→ REQUIRED TASK
Reproduce each of the lines word for word.

→ RECORDED INFORMATION
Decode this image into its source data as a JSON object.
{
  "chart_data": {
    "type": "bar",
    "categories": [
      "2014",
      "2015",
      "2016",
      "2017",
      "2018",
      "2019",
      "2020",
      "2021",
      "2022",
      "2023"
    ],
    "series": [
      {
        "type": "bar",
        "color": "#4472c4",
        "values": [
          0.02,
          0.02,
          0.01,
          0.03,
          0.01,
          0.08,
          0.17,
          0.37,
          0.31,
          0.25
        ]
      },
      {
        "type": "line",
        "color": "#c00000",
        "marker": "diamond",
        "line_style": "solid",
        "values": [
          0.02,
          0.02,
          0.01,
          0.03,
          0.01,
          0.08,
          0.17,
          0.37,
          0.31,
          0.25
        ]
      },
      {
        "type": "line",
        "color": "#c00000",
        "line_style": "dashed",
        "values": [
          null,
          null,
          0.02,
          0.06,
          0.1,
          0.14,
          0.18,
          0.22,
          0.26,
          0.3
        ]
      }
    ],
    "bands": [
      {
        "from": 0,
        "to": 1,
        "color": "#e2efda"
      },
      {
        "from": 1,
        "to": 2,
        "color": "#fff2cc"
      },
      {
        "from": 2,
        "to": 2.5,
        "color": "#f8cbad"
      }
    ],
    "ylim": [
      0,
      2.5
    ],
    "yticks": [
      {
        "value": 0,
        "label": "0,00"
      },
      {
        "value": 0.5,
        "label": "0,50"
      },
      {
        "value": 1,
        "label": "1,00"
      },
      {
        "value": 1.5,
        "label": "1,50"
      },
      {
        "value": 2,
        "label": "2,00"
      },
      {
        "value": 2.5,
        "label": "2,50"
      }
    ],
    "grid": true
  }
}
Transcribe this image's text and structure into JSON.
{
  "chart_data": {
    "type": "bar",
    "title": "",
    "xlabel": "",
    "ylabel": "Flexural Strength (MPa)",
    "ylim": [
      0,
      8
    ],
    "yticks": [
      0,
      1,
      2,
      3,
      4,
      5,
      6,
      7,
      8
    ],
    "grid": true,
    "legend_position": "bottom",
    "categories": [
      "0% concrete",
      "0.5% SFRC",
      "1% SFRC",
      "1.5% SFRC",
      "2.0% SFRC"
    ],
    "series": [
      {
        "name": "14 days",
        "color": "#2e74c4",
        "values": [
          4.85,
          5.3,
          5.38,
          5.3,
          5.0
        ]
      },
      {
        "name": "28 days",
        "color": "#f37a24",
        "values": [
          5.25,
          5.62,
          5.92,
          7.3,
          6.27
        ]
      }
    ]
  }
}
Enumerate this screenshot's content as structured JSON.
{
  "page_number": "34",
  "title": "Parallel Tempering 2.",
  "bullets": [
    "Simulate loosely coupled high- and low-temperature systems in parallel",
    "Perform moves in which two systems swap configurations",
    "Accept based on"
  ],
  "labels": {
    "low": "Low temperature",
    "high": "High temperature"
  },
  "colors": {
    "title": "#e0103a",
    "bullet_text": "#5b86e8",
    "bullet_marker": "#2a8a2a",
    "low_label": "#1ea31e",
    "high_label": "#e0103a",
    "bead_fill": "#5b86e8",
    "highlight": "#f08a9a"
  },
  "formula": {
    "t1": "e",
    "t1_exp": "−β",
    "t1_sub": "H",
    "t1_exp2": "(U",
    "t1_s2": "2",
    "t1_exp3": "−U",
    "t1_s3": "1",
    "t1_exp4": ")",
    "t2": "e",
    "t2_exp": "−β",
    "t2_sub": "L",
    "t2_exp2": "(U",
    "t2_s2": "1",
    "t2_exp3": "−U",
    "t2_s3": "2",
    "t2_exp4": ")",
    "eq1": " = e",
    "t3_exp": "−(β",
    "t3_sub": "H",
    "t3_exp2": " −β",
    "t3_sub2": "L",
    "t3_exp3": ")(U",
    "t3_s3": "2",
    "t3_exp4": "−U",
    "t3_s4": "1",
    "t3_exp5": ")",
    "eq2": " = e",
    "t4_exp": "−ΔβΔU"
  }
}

→ RESULT FOR THIS TASK
Decode this image into its source data as a JSON object.
{
  "chart_data": {
    "type": "bar",
    "categories": [
      "2014",
      "2015",
      "2016",
      "2017",
      "2018",
      "2019",
      "2020",
      "2021",
      "2022",
      "2023"
    ],
    "series": [
      {
        "type": "bar",
        "color": "#4472c4",
        "values": [
          0.02,
          0.02,
          0.01,
          0.03,
          0.01,
          0.08,
          0.17,
          0.37,
          0.31,
          0.25
        ]
      },
      {
        "type": "line",
        "color": "#c00000",
        "marker": "diamond",
        "line_style": "solid",
        "values": [
          0.02,
          0.02,
          0.01,
          0.03,
          0.01,
          0.08,
          0.17,
          0.37,
          0.31,
          0.25
        ]
      },
      {
        "type": "line",
        "color": "#c00000",
        "line_style": "dashed",
        "values": [
          null,
          null,
          0.02,
          0.06,
          0.1,
          0.14,
          0.18,
          0.22,
          0.26,
          0.3
        ]
      }
    ],
    "bands": [
      {
        "from": 0,
        "to": 1,
        "color": "#e2efda"
      },
      {
        "from": 1,
        "to": 2,
        "color": "#fff2cc"
      },
      {
        "from": 2,
        "to": 2.5,
        "color": "#f8cbad"
      }
    ],
    "ylim": [
      0,
      2.5
    ],
    "yticks": [
      {
        "value": 0,
        "label": "0,00"
      },
      {
        "value": 0.5,
        "label": "0,50"
      },
      {
        "value": 1,
        "label": "1,00"
      },
      {
        "value": 1.5,
        "label": "1,50"
      },
      {
        "value": 2,
        "label": "2,00"
      },
      {
        "value": 2.5,
        "label": "2,50"
      }
    ],
    "grid": true
  }
}
Transcribe this image's text and structure into JSON.
{
  "chart_data": {
    "type": "bar",
    "title": "",
    "xlabel": "",
    "ylabel": "Flexural Strength (MPa)",
    "ylim": [
      0,
      8
    ],
    "yticks": [
      0,
      1,
      2,
      3,
      4,
      5,
      6,
      7,
      8
    ],
    "grid": true,
    "legend_position": "bottom",
    "categories": [
      "0% concrete",
      "0.5% SFRC",
      "1% SFRC",
      "1.5% SFRC",
      "2.0% SFRC"
    ],
    "series": [
      {
        "name": "14 days",
        "color": "#2e74c4",
        "values": [
          4.85,
          5.3,
          5.38,
          5.3,
          5.0
        ]
      },
      {
        "name": "28 days",
        "color": "#f37a24",
        "values": [
          5.25,
          5.62,
          5.92,
          7.3,
          6.27
        ]
      }
    ]
  }
}
Enumerate this screenshot's content as structured JSON.
{
  "page_number": "34",
  "title": "Parallel Tempering 2.",
  "bullets": [
    "Simulate loosely coupled high- and low-temperature systems in parallel",
    "Perform moves in which two systems swap configurations",
    "Accept based on"
  ],
  "labels": {
    "low": "Low temperature",
    "high": "High temperature"
  },
  "colors": {
    "title": "#e0103a",
    "bullet_text": "#5b86e8",
    "bullet_marker": "#2a8a2a",
    "low_label": "#1ea31e",
    "high_label": "#e0103a",
    "bead_fill": "#5b86e8",
    "highlight": "#f08a9a"
  },
  "formula": {
    "t1": "e",
    "t1_exp": "−β",
    "t1_sub": "H",
    "t1_exp2": "(U",
    "t1_s2": "2",
    "t1_exp3": "−U",
    "t1_s3": "1",
    "t1_exp4": ")",
    "t2": "e",
    "t2_exp": "−β",
    "t2_sub": "L",
    "t2_exp2": "(U",
    "t2_s2": "1",
    "t2_exp3": "−U",
    "t2_s3": "2",
    "t2_exp4": ")",
    "eq1": " = e",
    "t3_exp": "−(β",
    "t3_sub": "H",
    "t3_exp2": " −β",
    "t3_sub2": "L",
    "t3_exp3": ")(U",
    "t3_s3": "2",
    "t3_exp4": "−U",
    "t3_s4": "1",
    "t3_exp5": ")",
    "eq2": " = e",
    "t4_exp": "−ΔβΔU"
  }
}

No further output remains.